■ To be done:
Bring together all lines of the material below that contain the string "Area".

■ Information shown:
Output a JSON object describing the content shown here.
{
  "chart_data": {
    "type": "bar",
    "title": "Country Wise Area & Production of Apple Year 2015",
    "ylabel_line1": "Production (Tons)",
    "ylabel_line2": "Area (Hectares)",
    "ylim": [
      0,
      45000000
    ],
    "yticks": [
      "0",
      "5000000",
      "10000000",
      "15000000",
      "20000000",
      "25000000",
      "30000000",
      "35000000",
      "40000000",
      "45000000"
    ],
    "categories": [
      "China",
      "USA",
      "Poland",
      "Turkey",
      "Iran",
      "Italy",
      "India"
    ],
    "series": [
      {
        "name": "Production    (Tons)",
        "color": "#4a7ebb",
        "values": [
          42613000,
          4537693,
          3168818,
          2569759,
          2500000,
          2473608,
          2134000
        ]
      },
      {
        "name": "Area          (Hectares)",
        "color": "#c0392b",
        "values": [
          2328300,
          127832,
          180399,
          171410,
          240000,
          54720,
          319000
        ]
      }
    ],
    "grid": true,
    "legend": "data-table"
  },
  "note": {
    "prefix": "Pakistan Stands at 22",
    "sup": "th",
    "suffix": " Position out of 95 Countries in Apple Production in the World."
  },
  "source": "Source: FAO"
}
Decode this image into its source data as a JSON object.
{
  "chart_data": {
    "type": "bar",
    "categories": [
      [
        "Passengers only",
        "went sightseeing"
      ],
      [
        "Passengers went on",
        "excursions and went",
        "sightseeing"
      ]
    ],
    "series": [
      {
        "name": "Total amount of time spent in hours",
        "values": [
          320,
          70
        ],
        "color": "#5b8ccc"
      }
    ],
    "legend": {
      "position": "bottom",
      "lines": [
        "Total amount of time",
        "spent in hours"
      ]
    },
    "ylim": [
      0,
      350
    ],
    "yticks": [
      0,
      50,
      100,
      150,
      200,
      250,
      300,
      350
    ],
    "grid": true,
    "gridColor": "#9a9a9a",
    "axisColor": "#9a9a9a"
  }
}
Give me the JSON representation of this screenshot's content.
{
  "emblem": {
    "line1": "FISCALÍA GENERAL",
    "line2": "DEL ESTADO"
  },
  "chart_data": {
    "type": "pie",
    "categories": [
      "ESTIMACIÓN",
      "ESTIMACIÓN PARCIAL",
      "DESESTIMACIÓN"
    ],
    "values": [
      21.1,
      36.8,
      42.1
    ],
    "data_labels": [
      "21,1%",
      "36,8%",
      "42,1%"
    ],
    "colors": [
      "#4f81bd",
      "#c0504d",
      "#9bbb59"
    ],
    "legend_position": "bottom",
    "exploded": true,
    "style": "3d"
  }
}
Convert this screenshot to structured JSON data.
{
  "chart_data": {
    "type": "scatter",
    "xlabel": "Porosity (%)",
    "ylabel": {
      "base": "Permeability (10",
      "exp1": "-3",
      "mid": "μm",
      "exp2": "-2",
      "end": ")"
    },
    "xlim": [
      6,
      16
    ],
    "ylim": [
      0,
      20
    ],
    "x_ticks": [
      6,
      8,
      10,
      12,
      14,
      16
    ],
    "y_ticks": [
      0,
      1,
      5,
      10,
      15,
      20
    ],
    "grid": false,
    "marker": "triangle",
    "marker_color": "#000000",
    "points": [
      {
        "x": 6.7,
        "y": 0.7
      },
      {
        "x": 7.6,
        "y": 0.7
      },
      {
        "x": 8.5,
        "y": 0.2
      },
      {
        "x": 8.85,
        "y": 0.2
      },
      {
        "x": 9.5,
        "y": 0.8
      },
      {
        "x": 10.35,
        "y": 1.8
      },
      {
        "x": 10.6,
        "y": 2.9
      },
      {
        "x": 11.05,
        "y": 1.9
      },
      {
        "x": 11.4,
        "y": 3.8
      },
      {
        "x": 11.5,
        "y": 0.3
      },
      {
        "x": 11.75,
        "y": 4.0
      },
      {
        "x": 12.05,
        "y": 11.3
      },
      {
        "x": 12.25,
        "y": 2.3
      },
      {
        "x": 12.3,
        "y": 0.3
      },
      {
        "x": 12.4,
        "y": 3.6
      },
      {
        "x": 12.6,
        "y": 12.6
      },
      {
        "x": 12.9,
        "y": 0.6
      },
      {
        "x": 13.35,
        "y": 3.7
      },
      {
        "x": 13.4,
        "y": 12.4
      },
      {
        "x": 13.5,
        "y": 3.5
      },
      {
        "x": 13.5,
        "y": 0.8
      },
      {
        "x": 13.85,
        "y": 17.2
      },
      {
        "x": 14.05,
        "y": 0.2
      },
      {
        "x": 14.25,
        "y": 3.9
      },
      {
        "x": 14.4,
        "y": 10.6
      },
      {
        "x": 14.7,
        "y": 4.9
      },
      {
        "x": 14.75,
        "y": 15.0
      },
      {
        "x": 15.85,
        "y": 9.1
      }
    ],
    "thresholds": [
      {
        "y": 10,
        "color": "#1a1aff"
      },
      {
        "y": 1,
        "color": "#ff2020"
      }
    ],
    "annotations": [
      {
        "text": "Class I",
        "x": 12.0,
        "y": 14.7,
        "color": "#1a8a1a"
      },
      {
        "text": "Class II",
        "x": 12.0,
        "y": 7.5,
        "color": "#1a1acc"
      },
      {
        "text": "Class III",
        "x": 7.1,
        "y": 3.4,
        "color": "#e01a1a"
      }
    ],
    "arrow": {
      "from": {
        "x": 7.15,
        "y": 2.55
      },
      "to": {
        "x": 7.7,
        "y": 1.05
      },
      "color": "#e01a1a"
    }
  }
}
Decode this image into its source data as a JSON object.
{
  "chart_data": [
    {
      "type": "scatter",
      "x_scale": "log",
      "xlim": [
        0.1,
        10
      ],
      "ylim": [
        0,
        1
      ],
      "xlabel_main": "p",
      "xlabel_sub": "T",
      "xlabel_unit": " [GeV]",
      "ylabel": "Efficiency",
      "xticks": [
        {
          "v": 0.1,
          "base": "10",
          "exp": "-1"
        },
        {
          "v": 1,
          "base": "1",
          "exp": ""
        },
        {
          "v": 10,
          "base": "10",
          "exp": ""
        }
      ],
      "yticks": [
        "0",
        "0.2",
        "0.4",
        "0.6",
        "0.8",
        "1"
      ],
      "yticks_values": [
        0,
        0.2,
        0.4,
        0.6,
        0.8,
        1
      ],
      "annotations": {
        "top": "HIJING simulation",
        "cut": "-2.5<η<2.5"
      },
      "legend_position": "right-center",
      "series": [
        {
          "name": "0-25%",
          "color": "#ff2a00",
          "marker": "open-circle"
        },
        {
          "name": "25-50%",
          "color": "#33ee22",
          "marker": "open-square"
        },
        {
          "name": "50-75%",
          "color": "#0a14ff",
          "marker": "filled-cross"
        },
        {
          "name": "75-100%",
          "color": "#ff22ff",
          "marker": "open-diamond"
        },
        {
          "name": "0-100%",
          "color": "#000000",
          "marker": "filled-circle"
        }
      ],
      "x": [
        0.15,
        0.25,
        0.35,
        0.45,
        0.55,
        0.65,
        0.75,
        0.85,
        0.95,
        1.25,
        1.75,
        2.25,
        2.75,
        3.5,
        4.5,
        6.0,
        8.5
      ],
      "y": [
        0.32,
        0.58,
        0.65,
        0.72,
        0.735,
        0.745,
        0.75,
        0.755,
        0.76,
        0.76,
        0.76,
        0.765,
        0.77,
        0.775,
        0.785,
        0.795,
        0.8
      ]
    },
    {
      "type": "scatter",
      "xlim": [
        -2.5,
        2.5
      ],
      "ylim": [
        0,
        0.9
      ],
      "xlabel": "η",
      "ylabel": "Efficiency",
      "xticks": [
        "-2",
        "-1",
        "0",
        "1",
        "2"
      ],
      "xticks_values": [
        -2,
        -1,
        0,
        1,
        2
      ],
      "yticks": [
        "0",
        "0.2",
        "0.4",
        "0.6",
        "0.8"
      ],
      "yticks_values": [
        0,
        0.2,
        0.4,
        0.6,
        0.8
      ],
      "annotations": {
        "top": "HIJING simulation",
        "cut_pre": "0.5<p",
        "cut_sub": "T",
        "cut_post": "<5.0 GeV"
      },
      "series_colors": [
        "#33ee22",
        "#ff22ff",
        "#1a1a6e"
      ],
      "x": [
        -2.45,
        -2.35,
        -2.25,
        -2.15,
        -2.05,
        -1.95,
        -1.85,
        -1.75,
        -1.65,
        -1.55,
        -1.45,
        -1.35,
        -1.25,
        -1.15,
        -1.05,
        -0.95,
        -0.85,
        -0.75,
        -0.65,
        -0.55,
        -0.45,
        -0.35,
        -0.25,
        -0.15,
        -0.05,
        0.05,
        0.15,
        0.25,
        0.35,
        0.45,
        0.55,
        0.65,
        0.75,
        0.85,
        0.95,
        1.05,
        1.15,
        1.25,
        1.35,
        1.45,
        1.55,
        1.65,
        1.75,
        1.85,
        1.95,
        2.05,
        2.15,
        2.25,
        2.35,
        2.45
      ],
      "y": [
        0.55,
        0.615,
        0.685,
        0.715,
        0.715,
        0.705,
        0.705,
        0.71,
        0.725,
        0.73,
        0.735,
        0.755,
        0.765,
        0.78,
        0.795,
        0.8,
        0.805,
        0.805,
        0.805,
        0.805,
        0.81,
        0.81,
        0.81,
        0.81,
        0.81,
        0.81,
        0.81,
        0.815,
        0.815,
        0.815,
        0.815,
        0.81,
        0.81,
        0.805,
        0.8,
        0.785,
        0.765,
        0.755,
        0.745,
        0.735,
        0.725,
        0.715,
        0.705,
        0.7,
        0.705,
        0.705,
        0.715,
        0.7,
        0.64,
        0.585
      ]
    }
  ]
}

■ The output:
    "title": "Country Wise Area & Production of Apple Year 2015",
    "ylabel_line2": "Area (Hectares)",
        "name": "Area          (Hectares)",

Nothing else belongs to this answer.